[Excerpt provided]
.....

TRANSFORM_IMG = transforms.Compose([
transforms.Resize(28,28),
transforms.CenterCrop(256),
transforms.ToTensor(),
transforms.Normalize(mean=[0.485, 0.456, 0.406],
std=[0.229, 0.224, 0.225] )
])

BATCH_SIZE = 4
TRAIN_DATA_PATH = “./train_set/”
TEST_DATA_PATH = “./test_set/”
train_data = torchvision.datasets.ImageFolder(root=TRAIN_DATA_PATH, transform=TRANSFORM_IMG)
train_data_loader = data.DataLoader(train_data, batch_size=BATCH_SIZE, shuffle=True, num_workers=4)

test_data = torchvision.datasets.ImageFolder(root=TEST_DATA_PATH, transform=TRANSFORM_IMG)
test_data_loader = data.DataLoader(test_data, batch_size=BATCH_SIZE, shuffle=True, num_workers=4)

labels = [‘low’,‘medium’,‘high’]

Hyper Parameters

sequence_length = 28
input_size = 28
hidden_size = 128
num_layers = 2
num_classes = 3

num_epochs = 2
learning_rate = 0.01

RNN Model (Many-to-One)

class RNN(nn.Module):
def init(self, input_size, hidden_size, num_layers, num_classes):
super(RNN, self).init()
self.hidden_size = hidden_size
self.num_layers = num_layers
self.lstm = nn.LSTM(input_size, hidden_size, num_layers, batch_first=True)
self.fc = nn.Linear(hidden_size, num_classes)
def forward(self, x):
    # Set initial states 
    h0 = Variable(torch.zeros(self.num_layers, x.size(0), self.hidden_size)) 
    c0 = Variable(torch.zeros(self.num_layers, x.size(0), self.hidden_size))

.....

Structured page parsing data
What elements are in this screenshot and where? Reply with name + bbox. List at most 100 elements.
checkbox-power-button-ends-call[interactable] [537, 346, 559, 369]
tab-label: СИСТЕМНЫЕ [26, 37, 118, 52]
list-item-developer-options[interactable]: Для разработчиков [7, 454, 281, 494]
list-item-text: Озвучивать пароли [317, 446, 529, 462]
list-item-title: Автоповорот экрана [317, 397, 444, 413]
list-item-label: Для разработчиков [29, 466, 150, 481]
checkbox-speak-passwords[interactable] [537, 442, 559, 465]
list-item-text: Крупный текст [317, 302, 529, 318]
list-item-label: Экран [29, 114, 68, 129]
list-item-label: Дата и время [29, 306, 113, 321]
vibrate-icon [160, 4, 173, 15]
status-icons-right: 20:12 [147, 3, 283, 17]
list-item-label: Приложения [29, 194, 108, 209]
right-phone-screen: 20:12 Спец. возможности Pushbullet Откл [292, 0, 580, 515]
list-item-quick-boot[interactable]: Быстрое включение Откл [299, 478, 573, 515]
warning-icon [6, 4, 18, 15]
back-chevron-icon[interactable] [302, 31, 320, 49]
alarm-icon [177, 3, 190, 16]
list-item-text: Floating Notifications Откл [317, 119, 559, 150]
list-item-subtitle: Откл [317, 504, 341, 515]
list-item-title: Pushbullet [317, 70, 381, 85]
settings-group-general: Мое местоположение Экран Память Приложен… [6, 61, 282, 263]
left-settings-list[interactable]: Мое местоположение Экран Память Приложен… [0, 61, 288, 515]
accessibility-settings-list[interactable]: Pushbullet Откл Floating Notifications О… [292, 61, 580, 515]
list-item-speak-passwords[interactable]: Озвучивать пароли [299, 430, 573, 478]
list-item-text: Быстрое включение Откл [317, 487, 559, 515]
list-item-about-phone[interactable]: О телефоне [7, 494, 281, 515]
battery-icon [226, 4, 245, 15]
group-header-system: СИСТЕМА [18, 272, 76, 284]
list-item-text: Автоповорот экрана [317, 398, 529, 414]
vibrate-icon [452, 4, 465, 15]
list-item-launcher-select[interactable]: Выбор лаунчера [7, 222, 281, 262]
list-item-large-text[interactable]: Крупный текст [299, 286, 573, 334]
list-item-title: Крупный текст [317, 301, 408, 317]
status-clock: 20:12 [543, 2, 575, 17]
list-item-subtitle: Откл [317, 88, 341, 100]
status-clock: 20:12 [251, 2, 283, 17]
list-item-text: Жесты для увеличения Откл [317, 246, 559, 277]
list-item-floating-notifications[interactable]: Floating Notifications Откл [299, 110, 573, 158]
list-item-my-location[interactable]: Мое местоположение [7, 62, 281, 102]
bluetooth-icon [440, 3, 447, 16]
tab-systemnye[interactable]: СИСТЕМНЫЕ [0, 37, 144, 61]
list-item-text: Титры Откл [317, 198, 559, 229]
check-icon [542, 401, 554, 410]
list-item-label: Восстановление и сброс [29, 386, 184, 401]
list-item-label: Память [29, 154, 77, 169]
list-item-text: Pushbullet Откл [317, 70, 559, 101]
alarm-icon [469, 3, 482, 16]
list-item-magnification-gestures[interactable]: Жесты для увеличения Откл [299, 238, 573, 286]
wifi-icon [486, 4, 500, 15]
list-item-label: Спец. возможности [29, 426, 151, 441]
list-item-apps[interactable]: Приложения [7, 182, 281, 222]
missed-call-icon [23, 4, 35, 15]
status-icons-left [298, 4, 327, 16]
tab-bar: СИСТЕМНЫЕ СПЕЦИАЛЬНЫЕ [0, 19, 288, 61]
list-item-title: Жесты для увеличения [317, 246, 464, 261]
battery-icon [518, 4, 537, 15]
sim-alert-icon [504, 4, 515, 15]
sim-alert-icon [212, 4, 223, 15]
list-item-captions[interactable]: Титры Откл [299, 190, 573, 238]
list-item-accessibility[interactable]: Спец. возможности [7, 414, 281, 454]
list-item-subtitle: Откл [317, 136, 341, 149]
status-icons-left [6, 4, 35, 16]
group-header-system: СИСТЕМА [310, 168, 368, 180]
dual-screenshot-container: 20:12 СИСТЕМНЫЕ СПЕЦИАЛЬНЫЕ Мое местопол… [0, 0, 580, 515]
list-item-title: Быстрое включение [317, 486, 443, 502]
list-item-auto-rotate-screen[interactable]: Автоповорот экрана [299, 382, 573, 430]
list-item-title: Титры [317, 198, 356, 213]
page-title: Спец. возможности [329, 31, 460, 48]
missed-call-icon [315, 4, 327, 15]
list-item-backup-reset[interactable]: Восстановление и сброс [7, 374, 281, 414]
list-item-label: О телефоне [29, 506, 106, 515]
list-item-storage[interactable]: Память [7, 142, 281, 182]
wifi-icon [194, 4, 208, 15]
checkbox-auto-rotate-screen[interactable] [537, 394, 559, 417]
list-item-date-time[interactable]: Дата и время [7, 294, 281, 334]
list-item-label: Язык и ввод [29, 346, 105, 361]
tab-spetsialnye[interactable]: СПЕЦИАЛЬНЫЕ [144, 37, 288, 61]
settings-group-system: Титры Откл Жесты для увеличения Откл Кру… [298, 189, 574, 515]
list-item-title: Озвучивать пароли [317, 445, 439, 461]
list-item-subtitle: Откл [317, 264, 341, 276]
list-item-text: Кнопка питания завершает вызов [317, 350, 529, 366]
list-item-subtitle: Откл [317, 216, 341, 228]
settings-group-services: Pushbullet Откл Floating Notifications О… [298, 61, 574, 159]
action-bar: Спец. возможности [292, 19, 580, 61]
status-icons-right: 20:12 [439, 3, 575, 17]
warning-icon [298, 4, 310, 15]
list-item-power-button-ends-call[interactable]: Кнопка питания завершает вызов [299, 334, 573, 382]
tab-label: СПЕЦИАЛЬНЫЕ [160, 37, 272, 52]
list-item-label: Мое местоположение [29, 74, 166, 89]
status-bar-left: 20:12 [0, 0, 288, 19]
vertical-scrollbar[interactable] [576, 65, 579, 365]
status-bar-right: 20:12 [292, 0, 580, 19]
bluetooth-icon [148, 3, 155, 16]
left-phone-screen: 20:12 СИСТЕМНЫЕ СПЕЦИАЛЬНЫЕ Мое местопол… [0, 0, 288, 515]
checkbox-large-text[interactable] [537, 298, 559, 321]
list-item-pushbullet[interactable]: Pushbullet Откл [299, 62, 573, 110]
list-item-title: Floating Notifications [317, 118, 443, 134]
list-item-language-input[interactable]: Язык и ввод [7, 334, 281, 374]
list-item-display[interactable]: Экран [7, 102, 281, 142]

.....

[Required work]
[A] Return everything in the PyTorch code excerpt from "self.hidden_size = hidden_size" down to "self.fc = nn.Linear(hidden_size, num_classes)".
[B] In the PyTorch code excerpt, what value is assigned to hidden_size?
[C] In the PyTorch code excerpt, list every variable name that is assigned a value under the "Hyper Parameters" heading.
The listing is separate material with no connection to the PyTorch code excerpt.

[Answers per task]
[A]
self.hidden_size = hidden_size
self.num_layers = num_layers
self.lstm = nn.LSTM(input_size, hidden_size, num_layers, batch_first=True)
self.fc = nn.Linear(hidden_size, num_classes)

[B] 128

[C] sequence_length, input_size, hidden_size, num_layers, num_classes, num_epochs, learning_rate